[Items listed in a dataset]
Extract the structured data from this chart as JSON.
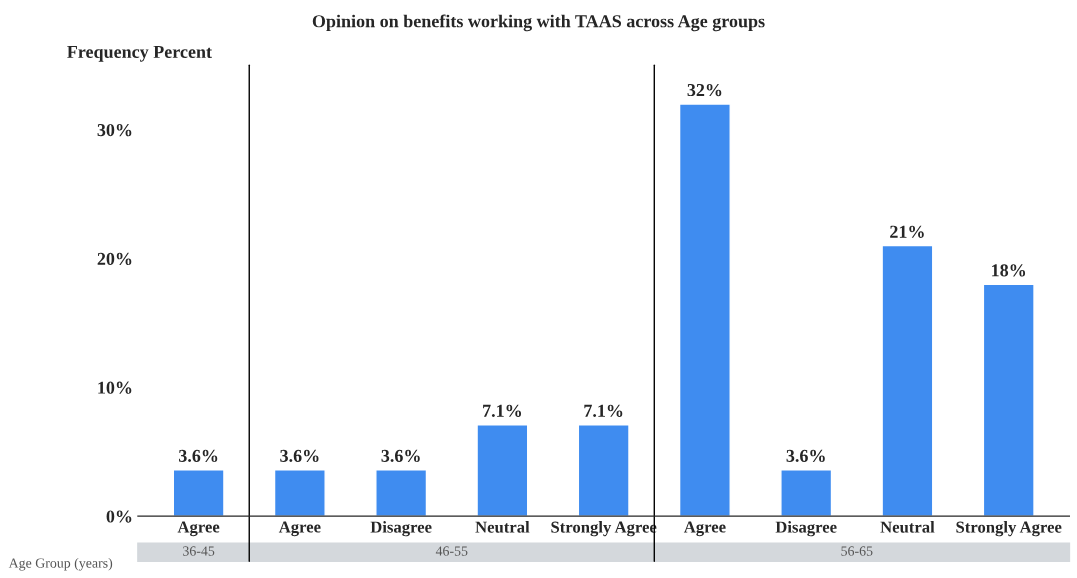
{
  "chart_data": {
    "type": "bar",
    "title": "Opinion on benefits working with TAAS across Age groups",
    "ylabel": "Frequency Percent",
    "categories": [
      "Agree",
      "Agree",
      "Disagree",
      "Neutral",
      "Strongly Agree",
      "Agree",
      "Disagree",
      "Neutral",
      "Strongly Agree"
    ],
    "values": [
      3.6,
      3.6,
      3.6,
      7.1,
      7.1,
      32,
      3.6,
      21,
      18
    ],
    "color": "#3f8cf0",
    "ylim": [
      0,
      35
    ],
    "yticks": [
      {
        "value": 0,
        "label": "0%"
      },
      {
        "value": 10,
        "label": "10%"
      },
      {
        "value": 20,
        "label": "20%"
      },
      {
        "value": 30,
        "label": "30%"
      }
    ],
    "data_labels": true,
    "value_labels": [
      "3.6%",
      "3.6%",
      "3.6%",
      "7.1%",
      "7.1%",
      "32%",
      "3.6%",
      "21%",
      "18%"
    ],
    "grid": false,
    "legend": false,
    "annotations": [
      "Age Group (years)",
      "36-45",
      "46-55",
      "56-65"
    ]
  }
}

*WHAT IS REQUIRED*. Pictures are not part of the copy; reproduce everything else in the records exactly.

*RESULT*.
Extract the structured data from this chart as JSON.
{
  "chart_data": {
    "type": "bar",
    "title": "Opinion on benefits working with TAAS across Age groups",
    "ylabel": "Frequency Percent",
    "categories": [
      "Agree",
      "Agree",
      "Disagree",
      "Neutral",
      "Strongly Agree",
      "Agree",
      "Disagree",
      "Neutral",
      "Strongly Agree"
    ],
    "values": [
      3.6,
      3.6,
      3.6,
      7.1,
      7.1,
      32,
      3.6,
      21,
      18
    ],
    "color": "#3f8cf0",
    "ylim": [
      0,
      35
    ],
    "yticks": [
      {
        "value": 0,
        "label": "0%"
      },
      {
        "value": 10,
        "label": "10%"
      },
      {
        "value": 20,
        "label": "20%"
      },
      {
        "value": 30,
        "label": "30%"
      }
    ],
    "data_labels": true,
    "value_labels": [
      "3.6%",
      "3.6%",
      "3.6%",
      "7.1%",
      "7.1%",
      "32%",
      "3.6%",
      "21%",
      "18%"
    ],
    "grid": false,
    "legend": false,
    "annotations": [
      "Age Group (years)",
      "36-45",
      "46-55",
      "56-65"
    ]
  }
}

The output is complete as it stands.